Rows from a dataset:

-- Start --

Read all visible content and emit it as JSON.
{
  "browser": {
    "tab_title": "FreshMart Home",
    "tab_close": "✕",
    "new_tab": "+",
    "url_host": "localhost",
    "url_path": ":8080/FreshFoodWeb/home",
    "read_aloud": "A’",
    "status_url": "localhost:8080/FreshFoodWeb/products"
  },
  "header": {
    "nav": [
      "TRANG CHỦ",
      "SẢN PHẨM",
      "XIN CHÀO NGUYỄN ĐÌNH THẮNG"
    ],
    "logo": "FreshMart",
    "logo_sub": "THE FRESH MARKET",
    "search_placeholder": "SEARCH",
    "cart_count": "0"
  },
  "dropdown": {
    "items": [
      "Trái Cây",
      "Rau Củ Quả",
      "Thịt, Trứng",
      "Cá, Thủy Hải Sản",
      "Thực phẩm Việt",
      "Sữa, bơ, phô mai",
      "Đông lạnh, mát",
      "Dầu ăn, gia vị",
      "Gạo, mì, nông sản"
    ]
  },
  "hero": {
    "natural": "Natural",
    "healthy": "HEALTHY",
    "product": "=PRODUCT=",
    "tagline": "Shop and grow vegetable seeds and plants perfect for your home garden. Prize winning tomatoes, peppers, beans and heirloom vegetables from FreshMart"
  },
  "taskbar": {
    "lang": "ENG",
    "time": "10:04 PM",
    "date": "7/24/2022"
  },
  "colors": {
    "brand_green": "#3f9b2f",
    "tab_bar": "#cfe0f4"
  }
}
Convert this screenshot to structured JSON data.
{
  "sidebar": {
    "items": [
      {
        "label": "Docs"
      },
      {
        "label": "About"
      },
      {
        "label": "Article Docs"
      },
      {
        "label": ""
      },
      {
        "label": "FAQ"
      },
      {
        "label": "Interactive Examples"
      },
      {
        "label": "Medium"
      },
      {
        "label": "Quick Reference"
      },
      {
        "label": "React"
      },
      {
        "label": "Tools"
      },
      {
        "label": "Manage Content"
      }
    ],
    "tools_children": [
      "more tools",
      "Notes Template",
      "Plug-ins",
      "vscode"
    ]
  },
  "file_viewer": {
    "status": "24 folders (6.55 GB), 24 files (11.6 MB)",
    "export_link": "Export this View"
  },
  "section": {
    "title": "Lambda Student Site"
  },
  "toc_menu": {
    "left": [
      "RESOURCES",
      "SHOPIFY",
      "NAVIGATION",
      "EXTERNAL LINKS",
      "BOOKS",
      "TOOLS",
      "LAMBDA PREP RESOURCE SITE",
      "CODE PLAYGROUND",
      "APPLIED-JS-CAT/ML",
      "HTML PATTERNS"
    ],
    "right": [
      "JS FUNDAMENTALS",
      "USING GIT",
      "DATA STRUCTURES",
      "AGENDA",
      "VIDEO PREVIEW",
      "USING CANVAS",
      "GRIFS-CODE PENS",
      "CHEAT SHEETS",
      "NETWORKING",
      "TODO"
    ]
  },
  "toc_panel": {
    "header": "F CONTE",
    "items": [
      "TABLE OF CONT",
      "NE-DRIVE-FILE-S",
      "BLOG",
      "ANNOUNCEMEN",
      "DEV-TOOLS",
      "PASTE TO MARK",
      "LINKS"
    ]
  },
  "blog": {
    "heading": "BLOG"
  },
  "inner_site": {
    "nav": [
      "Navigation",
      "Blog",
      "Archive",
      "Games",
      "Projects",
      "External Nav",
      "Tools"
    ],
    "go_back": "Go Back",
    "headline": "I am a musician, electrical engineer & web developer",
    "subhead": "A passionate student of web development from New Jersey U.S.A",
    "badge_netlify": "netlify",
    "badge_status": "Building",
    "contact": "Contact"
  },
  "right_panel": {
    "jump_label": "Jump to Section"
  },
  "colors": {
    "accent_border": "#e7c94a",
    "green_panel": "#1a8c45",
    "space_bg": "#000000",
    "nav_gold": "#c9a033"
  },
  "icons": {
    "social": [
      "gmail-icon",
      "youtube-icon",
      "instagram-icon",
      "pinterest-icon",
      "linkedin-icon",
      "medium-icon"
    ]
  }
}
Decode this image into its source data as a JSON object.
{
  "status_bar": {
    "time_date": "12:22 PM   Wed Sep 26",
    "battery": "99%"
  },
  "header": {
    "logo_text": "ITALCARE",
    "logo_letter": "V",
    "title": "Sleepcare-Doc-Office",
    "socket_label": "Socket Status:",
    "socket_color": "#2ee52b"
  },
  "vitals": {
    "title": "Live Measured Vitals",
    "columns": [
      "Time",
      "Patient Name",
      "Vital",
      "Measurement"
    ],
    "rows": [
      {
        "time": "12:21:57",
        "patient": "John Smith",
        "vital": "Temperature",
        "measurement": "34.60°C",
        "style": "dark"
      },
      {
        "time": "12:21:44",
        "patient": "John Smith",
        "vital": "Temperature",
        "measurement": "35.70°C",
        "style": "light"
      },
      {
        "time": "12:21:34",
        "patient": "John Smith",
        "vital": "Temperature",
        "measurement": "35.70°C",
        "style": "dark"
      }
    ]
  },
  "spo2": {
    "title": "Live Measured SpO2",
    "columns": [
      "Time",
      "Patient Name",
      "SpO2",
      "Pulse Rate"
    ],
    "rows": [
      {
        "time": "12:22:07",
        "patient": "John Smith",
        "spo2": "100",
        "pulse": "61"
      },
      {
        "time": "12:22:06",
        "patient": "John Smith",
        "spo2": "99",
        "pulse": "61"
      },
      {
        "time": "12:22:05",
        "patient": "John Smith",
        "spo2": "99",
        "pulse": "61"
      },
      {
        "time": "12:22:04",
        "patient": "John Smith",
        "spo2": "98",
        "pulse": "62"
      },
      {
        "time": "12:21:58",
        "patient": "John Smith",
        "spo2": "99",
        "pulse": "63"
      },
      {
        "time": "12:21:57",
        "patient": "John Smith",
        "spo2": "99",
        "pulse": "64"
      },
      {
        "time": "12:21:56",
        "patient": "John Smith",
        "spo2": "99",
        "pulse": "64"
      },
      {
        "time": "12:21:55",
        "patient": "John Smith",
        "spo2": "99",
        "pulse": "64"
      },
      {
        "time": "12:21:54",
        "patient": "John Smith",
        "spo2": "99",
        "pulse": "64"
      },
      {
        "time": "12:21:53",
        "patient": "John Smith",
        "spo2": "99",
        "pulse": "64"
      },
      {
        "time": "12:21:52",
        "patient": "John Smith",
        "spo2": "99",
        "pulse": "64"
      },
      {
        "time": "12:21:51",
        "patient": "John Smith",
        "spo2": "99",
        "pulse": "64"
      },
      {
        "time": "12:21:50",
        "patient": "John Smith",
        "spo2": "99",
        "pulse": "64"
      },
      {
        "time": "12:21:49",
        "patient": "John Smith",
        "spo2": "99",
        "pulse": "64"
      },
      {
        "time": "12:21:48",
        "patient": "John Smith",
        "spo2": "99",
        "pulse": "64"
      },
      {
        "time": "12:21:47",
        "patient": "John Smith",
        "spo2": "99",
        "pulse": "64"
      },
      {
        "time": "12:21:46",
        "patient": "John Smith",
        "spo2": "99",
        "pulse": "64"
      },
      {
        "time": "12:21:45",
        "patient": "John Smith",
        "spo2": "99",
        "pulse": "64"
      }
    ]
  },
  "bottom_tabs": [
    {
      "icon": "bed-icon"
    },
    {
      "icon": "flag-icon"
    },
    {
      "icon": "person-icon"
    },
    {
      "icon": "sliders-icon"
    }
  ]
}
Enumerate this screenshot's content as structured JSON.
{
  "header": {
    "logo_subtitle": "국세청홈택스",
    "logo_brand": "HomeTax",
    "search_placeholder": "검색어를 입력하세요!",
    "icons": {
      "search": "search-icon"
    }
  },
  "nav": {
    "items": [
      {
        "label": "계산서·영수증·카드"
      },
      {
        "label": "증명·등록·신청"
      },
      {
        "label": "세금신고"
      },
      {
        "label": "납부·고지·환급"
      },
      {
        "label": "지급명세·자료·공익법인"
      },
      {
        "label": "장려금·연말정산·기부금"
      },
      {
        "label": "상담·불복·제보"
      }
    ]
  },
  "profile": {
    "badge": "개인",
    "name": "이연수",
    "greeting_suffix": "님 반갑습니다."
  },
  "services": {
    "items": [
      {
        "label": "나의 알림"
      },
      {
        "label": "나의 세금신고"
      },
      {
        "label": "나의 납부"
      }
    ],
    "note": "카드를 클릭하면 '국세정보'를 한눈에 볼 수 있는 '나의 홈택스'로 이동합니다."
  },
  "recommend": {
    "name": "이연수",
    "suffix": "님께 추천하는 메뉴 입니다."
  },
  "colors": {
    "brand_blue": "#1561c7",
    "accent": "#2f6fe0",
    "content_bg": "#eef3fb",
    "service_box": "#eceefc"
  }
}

-- End --

* [Exercise directions]: Give the number of lines containing the word "JSON". No other answer is needed.

* [Written solution]: 4